Records from a collection of figures:

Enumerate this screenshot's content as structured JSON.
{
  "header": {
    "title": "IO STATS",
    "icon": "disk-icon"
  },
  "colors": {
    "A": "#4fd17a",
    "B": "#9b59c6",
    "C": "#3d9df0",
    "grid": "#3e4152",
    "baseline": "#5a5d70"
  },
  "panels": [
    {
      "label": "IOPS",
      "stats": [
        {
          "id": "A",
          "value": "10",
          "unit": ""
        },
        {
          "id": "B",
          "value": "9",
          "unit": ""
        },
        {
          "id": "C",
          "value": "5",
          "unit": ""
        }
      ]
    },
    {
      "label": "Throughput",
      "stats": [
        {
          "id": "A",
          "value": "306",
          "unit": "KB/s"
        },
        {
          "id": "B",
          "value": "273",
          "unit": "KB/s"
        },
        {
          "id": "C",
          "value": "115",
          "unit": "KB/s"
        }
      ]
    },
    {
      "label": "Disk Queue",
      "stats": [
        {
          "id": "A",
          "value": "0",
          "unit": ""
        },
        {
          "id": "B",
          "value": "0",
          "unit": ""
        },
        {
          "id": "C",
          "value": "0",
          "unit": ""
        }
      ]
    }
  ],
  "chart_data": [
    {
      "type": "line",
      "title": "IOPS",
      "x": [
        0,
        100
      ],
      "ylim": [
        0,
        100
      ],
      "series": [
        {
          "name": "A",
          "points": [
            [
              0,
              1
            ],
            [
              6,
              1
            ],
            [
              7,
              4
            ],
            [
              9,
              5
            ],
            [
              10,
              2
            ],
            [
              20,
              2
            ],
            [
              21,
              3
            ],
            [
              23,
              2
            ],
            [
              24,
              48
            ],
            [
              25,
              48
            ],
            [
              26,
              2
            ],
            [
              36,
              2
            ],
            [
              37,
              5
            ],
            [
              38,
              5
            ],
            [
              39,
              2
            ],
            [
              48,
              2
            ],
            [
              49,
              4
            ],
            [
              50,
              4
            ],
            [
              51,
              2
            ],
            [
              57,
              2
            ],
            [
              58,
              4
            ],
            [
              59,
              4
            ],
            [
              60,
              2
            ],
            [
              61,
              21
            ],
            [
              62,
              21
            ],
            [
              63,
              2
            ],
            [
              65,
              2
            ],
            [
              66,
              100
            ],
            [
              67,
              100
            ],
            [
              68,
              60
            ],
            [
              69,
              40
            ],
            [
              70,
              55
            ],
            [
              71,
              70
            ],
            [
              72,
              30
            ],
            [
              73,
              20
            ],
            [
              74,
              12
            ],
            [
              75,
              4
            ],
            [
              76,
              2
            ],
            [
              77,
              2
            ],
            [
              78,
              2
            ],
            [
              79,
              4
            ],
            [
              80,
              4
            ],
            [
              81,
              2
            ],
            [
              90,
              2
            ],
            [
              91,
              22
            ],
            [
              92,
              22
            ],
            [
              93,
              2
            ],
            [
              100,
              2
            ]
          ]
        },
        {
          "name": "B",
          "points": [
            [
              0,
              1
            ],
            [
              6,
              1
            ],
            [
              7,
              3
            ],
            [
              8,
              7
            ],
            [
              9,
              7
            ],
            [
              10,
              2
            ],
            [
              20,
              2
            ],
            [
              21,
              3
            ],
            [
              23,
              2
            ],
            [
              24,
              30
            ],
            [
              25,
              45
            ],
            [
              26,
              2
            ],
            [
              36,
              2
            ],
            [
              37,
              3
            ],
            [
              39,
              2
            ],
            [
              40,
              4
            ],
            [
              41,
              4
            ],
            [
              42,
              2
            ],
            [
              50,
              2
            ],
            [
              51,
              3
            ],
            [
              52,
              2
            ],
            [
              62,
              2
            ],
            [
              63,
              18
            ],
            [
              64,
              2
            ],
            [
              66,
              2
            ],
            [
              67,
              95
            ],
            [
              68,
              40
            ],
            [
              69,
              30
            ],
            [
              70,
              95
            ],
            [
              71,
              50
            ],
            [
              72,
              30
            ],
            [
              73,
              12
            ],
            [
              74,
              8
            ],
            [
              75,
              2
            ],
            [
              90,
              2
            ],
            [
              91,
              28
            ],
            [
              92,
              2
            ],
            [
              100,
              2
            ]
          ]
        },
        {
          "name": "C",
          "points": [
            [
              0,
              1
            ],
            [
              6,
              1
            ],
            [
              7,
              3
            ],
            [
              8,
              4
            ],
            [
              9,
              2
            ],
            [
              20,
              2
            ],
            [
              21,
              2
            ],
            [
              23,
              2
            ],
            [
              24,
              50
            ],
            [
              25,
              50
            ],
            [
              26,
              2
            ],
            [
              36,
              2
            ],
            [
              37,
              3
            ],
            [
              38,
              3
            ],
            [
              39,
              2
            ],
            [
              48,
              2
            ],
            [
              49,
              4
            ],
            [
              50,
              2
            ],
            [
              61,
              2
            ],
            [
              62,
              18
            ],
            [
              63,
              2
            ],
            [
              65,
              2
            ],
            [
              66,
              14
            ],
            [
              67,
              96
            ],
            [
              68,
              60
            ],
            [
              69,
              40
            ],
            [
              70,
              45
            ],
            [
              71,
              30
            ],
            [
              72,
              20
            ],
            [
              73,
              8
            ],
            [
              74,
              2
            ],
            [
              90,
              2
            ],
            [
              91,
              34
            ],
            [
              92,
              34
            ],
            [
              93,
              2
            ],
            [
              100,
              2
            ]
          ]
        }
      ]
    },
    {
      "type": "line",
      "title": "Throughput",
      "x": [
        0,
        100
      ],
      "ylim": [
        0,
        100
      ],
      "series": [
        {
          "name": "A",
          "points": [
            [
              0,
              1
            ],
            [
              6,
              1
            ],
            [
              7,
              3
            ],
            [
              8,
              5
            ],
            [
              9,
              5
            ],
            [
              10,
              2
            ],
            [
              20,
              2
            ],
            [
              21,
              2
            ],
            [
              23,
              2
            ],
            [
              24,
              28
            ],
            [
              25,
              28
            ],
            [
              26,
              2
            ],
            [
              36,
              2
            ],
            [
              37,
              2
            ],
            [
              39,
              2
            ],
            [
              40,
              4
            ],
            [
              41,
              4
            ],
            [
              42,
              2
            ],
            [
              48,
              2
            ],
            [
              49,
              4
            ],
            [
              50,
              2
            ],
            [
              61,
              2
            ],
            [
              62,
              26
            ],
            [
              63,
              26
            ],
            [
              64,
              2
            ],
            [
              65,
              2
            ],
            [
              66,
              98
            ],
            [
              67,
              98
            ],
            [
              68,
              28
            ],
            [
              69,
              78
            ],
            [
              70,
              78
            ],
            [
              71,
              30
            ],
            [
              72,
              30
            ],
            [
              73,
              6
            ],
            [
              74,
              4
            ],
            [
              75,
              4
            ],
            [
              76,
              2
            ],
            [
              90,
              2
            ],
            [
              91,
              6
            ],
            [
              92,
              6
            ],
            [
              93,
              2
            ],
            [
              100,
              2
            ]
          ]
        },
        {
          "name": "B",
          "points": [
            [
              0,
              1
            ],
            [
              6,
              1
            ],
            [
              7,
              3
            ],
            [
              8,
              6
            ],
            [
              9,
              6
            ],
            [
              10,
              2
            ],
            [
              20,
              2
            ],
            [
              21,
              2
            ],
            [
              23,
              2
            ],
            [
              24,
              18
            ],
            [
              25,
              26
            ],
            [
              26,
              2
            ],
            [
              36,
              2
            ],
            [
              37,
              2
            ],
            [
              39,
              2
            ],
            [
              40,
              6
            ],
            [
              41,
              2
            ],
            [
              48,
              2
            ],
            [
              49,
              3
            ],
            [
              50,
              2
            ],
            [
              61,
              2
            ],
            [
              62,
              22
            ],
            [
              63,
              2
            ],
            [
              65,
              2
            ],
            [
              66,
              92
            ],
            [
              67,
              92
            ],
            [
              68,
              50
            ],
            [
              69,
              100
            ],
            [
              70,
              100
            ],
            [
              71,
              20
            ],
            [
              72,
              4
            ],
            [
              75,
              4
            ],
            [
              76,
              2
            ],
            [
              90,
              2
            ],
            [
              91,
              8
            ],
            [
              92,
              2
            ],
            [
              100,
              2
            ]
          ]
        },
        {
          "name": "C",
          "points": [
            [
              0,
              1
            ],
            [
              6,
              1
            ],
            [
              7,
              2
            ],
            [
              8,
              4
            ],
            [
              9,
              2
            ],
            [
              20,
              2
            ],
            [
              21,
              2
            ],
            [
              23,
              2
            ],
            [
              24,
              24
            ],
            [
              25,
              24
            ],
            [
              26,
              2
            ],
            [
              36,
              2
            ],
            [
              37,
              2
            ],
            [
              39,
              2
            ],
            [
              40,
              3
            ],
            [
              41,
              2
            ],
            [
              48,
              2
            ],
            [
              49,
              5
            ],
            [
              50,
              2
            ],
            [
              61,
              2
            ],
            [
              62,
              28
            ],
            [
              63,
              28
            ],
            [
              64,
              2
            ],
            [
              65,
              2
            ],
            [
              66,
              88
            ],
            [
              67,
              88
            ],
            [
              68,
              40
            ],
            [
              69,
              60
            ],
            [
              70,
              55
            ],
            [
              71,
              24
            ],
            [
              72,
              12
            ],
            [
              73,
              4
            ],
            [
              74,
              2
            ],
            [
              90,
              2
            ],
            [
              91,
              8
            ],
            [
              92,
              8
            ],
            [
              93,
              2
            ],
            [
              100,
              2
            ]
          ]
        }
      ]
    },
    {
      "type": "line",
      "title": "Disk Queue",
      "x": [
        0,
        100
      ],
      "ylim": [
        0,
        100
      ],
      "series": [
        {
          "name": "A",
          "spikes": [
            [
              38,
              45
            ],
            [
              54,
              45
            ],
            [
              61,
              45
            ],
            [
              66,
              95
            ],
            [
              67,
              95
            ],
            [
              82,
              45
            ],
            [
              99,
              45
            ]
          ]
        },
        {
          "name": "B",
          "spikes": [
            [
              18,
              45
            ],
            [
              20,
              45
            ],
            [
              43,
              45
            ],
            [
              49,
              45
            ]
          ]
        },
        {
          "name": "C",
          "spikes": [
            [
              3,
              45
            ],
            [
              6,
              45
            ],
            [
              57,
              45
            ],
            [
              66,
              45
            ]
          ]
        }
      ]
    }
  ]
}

#### Task directions:
Which lines include the word "Throughput"? Copy every one of them.

#### Result of the exercise:
      "label": "Throughput",
      "title": "Throughput",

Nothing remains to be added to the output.